▶ **RAW RECORDS**:
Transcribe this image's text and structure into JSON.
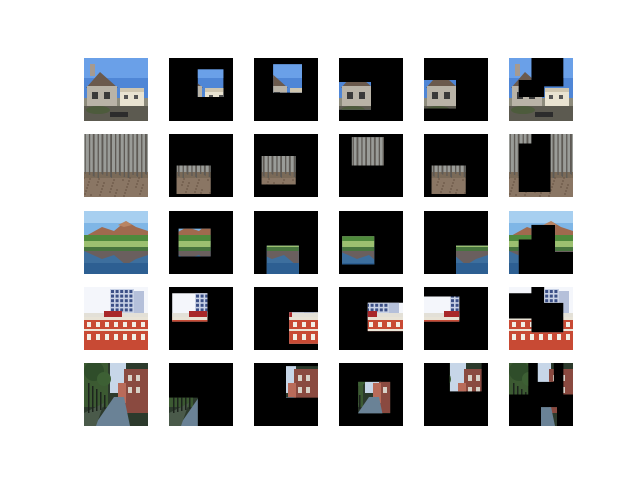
{
  "figure": {
    "background": "#ffffff",
    "mask_color": "#000000",
    "columns": [
      "original",
      "crop-1",
      "crop-2",
      "crop-3",
      "crop-4",
      "masked-composite"
    ],
    "rows": [
      {
        "scene": "house-with-blue-sky",
        "tiles": [
          {
            "kind": "original"
          },
          {
            "kind": "crop",
            "window": [
              0.45,
              0.18,
              0.85,
              0.62
            ]
          },
          {
            "kind": "crop",
            "window": [
              0.3,
              0.1,
              0.75,
              0.55
            ]
          },
          {
            "kind": "crop",
            "window": [
              0.0,
              0.38,
              0.5,
              0.82
            ]
          },
          {
            "kind": "crop",
            "window": [
              0.0,
              0.35,
              0.5,
              0.8
            ]
          },
          {
            "kind": "composite",
            "visible": [
              [
                0,
                0,
                0.35,
                0.35
              ],
              [
                0.85,
                0,
                1,
                0.6
              ],
              [
                0,
                0.62,
                1,
                1
              ],
              [
                0,
                0.3,
                0.15,
                1
              ],
              [
                0.55,
                0.45,
                1,
                1
              ]
            ]
          }
        ]
      },
      {
        "scene": "bare-forest",
        "tiles": [
          {
            "kind": "original"
          },
          {
            "kind": "crop",
            "window": [
              0.12,
              0.5,
              0.65,
              0.95
            ]
          },
          {
            "kind": "crop",
            "window": [
              0.12,
              0.35,
              0.65,
              0.8
            ]
          },
          {
            "kind": "crop",
            "window": [
              0.2,
              0.05,
              0.7,
              0.5
            ]
          },
          {
            "kind": "crop",
            "window": [
              0.12,
              0.5,
              0.65,
              0.95
            ]
          },
          {
            "kind": "composite",
            "visible": [
              [
                0,
                0,
                0.15,
                1
              ],
              [
                0.15,
                0,
                0.35,
                0.15
              ],
              [
                0.65,
                0,
                1,
                0.6
              ],
              [
                0.65,
                0.6,
                1,
                1
              ],
              [
                0,
                0.92,
                1,
                1
              ]
            ]
          }
        ]
      },
      {
        "scene": "mountain-lake",
        "tiles": [
          {
            "kind": "original"
          },
          {
            "kind": "crop",
            "window": [
              0.15,
              0.28,
              0.65,
              0.72
            ]
          },
          {
            "kind": "crop",
            "window": [
              0.2,
              0.55,
              0.7,
              1.0
            ]
          },
          {
            "kind": "crop",
            "window": [
              0.05,
              0.4,
              0.55,
              0.85
            ]
          },
          {
            "kind": "crop",
            "window": [
              0.5,
              0.55,
              1.0,
              1.0
            ]
          },
          {
            "kind": "composite",
            "visible": [
              [
                0,
                0,
                1,
                0.22
              ],
              [
                0,
                0.22,
                0.15,
                1
              ],
              [
                0.15,
                0.22,
                0.35,
                0.45
              ],
              [
                0.72,
                0.22,
                1,
                0.65
              ]
            ]
          }
        ]
      },
      {
        "scene": "brick-building-and-highrise",
        "tiles": [
          {
            "kind": "original"
          },
          {
            "kind": "crop",
            "window": [
              0.05,
              0.1,
              0.6,
              0.55
            ]
          },
          {
            "kind": "crop",
            "window": [
              0.55,
              0.4,
              1.0,
              0.9
            ]
          },
          {
            "kind": "crop",
            "window": [
              0.45,
              0.25,
              1.0,
              0.7
            ]
          },
          {
            "kind": "crop",
            "window": [
              0.0,
              0.15,
              0.55,
              0.55
            ]
          },
          {
            "kind": "composite",
            "visible": [
              [
                0,
                0,
                0.35,
                0.1
              ],
              [
                0.55,
                0,
                1,
                0.25
              ],
              [
                0,
                0.5,
                0.35,
                1
              ],
              [
                0.35,
                0.72,
                1,
                1
              ],
              [
                0.85,
                0.25,
                1,
                0.72
              ]
            ]
          }
        ]
      },
      {
        "scene": "tree-lined-street",
        "tiles": [
          {
            "kind": "original"
          },
          {
            "kind": "crop",
            "window": [
              0.0,
              0.55,
              0.45,
              1.0
            ]
          },
          {
            "kind": "crop",
            "window": [
              0.5,
              0.05,
              1.0,
              0.55
            ]
          },
          {
            "kind": "crop",
            "window": [
              0.3,
              0.3,
              0.8,
              0.8
            ]
          },
          {
            "kind": "crop",
            "window": [
              0.4,
              0.0,
              0.9,
              0.45
            ]
          },
          {
            "kind": "composite",
            "visible": [
              [
                0,
                0,
                0.3,
                0.5
              ],
              [
                0.45,
                0,
                0.7,
                0.3
              ],
              [
                0.85,
                0,
                1,
                0.5
              ],
              [
                0.5,
                0.7,
                0.75,
                1
              ]
            ]
          }
        ]
      }
    ]
  }
}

▶ **SHORT PROBLEM**: In the entries above, identify every line with the string "scene".

▶ **RESULT OF THE TASK**:
        "scene": "house-with-blue-sky",
        "scene": "bare-forest",
        "scene": "mountain-lake",
        "scene": "brick-building-and-highrise",
        "scene": "tree-lined-street",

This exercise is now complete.